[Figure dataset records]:
# # # #

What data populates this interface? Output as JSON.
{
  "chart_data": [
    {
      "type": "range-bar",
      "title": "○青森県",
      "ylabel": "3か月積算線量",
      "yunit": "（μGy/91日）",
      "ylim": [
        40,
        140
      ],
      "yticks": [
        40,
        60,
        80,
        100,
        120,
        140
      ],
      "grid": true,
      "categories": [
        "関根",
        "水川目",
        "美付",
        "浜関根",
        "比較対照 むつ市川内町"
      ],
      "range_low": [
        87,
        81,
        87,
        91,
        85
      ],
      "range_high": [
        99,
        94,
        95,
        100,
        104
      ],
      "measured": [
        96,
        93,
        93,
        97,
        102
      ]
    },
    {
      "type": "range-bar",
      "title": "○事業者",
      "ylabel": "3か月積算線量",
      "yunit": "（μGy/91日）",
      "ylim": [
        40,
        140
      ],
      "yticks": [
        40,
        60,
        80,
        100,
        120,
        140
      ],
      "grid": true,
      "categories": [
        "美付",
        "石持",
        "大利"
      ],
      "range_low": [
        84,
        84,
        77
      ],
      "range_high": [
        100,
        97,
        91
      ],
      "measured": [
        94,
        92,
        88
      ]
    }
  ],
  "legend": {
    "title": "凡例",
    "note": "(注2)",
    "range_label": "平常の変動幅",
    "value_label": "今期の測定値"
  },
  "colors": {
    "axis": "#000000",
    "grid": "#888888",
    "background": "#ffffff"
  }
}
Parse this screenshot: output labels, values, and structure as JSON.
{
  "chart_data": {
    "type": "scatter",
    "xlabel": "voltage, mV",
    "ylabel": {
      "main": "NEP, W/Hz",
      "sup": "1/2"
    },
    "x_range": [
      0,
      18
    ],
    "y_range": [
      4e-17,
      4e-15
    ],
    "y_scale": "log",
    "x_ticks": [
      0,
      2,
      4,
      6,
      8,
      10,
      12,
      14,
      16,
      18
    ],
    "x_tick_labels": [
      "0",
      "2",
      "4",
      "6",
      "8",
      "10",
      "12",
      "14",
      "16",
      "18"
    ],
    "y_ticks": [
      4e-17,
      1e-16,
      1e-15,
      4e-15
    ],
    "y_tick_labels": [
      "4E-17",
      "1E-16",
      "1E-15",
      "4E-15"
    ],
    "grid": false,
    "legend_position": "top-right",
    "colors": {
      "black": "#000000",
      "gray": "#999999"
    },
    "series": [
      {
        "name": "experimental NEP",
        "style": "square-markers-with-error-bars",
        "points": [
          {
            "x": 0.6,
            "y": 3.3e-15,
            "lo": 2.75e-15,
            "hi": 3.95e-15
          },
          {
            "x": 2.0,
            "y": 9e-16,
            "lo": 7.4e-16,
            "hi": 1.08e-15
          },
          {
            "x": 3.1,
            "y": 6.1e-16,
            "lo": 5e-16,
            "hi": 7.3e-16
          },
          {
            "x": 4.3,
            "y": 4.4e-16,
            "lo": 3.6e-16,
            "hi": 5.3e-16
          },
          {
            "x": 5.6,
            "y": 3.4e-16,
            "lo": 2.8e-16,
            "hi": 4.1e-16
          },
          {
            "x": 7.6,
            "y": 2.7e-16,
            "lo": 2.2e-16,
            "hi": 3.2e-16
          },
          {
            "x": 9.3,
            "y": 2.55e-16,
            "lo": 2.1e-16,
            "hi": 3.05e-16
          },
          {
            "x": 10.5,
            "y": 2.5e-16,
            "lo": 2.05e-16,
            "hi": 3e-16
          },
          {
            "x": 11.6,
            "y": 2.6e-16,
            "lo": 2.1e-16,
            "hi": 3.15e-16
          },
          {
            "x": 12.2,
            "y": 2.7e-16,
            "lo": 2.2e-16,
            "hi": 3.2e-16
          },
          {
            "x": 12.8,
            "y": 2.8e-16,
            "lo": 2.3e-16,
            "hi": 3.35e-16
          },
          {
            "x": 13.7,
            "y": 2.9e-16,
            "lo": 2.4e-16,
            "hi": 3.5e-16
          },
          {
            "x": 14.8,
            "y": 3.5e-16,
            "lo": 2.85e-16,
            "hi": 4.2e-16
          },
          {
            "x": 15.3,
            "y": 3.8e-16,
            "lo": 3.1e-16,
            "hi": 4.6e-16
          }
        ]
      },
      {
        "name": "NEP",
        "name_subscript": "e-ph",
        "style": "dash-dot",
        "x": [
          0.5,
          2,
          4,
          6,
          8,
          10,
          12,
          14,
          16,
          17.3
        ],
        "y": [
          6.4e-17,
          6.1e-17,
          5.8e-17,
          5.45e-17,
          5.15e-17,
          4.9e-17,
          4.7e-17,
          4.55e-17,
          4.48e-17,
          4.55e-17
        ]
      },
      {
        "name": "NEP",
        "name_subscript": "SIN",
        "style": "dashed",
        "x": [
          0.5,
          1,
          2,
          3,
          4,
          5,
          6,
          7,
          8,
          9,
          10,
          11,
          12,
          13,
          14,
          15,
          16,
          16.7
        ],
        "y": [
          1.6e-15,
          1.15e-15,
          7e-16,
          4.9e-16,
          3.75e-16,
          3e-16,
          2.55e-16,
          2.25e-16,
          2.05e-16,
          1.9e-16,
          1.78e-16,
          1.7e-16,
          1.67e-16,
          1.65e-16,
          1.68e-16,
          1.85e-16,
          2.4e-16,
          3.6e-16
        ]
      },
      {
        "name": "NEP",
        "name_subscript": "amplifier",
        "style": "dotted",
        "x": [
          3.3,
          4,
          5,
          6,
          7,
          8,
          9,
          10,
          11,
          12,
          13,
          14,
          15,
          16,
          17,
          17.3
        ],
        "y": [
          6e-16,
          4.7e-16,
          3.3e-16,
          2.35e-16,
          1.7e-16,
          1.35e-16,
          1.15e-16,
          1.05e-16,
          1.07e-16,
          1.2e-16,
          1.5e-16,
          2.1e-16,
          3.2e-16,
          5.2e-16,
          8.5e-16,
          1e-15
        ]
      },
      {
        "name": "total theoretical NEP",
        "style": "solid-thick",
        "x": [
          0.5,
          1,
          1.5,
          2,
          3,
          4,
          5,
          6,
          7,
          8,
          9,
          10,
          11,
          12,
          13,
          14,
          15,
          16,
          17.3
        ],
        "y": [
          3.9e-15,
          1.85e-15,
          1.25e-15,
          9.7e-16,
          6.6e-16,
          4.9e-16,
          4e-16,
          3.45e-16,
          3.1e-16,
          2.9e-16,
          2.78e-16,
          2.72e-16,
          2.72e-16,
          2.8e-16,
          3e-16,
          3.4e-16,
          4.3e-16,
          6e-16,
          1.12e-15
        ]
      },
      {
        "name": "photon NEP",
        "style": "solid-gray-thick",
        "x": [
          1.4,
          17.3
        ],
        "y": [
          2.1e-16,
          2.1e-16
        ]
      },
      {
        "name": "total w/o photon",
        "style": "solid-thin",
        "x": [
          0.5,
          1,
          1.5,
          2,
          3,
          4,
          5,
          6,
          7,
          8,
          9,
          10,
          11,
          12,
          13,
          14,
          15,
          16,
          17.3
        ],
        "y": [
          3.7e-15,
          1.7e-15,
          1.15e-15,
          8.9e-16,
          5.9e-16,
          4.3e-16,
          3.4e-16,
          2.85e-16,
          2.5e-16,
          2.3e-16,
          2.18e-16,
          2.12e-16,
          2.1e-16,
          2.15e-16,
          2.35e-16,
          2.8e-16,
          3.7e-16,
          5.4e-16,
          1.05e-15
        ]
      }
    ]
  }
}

# # # #

[Stated exercise]: In the entries above, locate every line with the word "grid" and copy it.

[Result of the task]:
      "grid": true,
      "grid": true,
    "grid": "#888888",
    "grid": false,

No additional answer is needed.